→ **What is being asked**
Find the lines containing the word "Contentful" and copy every one of them.

→ **Recorded information**
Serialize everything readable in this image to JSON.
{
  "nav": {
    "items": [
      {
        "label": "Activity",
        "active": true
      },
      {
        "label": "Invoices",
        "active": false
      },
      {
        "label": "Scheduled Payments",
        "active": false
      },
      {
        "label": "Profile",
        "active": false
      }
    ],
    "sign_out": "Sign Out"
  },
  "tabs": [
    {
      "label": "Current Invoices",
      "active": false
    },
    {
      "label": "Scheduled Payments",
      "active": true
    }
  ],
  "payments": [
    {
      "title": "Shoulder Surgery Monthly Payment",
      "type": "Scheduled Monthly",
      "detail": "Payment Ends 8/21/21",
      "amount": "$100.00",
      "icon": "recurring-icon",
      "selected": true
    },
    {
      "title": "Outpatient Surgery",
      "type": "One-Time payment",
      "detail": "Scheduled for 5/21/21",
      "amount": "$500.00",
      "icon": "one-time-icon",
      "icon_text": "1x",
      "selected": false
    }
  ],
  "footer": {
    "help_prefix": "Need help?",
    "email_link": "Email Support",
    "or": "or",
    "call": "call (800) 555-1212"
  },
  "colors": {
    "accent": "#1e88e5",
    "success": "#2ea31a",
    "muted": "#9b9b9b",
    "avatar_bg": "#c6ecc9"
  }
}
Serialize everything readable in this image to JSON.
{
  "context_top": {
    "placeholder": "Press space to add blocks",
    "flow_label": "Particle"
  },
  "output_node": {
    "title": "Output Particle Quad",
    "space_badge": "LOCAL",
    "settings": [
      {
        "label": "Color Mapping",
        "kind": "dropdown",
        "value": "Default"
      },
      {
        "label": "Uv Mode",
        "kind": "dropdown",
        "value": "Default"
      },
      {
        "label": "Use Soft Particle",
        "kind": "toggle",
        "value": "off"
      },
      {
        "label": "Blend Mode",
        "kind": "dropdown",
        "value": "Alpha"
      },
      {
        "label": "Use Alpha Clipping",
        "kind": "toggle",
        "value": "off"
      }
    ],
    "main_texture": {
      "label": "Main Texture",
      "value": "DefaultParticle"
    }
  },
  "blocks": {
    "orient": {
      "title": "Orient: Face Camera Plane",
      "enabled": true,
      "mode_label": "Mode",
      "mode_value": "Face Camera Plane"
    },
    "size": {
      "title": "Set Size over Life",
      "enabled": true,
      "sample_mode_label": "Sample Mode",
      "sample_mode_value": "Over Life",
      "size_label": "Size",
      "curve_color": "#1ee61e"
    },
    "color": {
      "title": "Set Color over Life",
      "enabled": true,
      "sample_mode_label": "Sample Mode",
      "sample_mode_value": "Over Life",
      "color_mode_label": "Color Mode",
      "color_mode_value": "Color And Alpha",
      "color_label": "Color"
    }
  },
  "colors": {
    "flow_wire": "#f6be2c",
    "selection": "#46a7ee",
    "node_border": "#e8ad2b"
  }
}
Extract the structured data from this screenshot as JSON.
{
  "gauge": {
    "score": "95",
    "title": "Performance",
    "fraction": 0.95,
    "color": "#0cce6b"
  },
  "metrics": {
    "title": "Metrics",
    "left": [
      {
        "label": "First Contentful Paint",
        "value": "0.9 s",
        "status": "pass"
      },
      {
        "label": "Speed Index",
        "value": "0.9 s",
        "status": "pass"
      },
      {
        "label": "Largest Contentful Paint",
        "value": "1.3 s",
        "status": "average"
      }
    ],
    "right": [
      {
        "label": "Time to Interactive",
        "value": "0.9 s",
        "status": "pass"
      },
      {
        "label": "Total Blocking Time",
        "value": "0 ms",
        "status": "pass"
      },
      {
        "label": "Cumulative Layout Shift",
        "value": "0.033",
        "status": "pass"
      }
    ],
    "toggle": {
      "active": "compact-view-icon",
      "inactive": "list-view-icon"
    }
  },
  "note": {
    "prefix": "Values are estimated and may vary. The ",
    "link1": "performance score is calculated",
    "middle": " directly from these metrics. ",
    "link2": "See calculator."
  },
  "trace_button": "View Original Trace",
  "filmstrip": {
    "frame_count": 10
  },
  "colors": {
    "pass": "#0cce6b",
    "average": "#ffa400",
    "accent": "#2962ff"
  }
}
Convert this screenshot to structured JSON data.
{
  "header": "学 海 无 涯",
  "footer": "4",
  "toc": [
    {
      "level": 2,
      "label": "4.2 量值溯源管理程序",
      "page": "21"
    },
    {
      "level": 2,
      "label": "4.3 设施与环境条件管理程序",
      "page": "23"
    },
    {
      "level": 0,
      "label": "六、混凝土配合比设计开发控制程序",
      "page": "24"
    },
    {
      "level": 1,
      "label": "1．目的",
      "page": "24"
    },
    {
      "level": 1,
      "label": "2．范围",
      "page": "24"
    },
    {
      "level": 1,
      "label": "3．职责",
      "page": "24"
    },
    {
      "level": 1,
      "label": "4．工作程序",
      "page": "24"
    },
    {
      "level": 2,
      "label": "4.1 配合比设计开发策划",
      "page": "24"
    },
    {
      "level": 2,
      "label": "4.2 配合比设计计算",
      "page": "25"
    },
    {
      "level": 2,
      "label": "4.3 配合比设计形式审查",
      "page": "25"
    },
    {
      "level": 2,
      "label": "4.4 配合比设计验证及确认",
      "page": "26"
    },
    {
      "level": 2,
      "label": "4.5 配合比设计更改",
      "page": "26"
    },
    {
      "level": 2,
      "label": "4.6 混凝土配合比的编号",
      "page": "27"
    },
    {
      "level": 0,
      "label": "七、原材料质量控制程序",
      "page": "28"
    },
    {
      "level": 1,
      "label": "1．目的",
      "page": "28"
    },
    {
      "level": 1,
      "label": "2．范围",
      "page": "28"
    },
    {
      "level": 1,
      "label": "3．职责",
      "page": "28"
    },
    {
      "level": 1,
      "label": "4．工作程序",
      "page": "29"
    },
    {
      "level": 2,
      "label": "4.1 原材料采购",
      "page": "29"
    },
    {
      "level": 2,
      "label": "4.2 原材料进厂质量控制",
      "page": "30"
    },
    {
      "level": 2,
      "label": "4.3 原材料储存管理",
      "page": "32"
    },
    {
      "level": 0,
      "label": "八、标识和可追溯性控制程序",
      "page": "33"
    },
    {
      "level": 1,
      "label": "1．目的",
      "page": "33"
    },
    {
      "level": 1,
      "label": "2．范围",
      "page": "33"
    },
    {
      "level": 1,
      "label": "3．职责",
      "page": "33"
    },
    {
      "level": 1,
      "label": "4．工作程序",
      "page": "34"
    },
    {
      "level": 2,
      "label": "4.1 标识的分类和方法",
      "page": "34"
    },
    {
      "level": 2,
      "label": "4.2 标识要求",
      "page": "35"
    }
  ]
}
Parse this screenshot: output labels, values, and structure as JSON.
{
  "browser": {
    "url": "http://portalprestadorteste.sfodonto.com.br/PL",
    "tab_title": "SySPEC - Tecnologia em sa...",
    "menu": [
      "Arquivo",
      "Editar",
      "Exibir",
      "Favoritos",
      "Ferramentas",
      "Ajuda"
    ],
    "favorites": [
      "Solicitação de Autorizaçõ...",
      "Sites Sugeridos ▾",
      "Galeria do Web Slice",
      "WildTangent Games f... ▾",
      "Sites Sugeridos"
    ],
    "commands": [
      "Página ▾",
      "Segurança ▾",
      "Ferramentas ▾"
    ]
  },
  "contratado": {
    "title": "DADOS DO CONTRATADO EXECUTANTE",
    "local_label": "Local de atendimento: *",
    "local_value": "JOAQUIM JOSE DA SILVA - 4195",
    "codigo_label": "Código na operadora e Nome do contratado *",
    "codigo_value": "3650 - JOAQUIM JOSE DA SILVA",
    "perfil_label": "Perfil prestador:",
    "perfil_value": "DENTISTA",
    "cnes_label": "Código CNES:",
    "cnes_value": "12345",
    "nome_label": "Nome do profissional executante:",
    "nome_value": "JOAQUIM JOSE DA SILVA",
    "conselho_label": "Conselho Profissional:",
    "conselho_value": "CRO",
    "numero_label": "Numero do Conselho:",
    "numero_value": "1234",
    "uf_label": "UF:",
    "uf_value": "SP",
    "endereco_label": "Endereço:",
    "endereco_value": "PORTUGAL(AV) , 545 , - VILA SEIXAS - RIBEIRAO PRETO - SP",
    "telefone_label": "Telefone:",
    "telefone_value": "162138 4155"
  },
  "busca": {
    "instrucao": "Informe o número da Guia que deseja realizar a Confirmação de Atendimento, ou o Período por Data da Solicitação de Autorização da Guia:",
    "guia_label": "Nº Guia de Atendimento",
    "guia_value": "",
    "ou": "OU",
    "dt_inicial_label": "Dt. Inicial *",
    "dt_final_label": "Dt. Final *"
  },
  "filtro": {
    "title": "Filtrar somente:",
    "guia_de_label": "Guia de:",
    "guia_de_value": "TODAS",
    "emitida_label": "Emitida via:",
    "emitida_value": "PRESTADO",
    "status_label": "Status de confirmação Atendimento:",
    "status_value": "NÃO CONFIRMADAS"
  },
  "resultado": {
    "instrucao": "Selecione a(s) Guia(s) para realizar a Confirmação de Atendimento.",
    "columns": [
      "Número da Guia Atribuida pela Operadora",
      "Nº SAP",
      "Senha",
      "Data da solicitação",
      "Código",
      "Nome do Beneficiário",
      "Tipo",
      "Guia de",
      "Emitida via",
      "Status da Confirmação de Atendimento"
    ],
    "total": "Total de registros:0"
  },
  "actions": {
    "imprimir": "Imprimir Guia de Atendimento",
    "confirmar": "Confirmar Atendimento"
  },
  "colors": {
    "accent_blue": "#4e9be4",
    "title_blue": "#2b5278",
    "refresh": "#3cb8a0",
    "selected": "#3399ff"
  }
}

→ **Solution to this task**
        "label": "First Contentful Paint",
        "label": "Largest Contentful Paint",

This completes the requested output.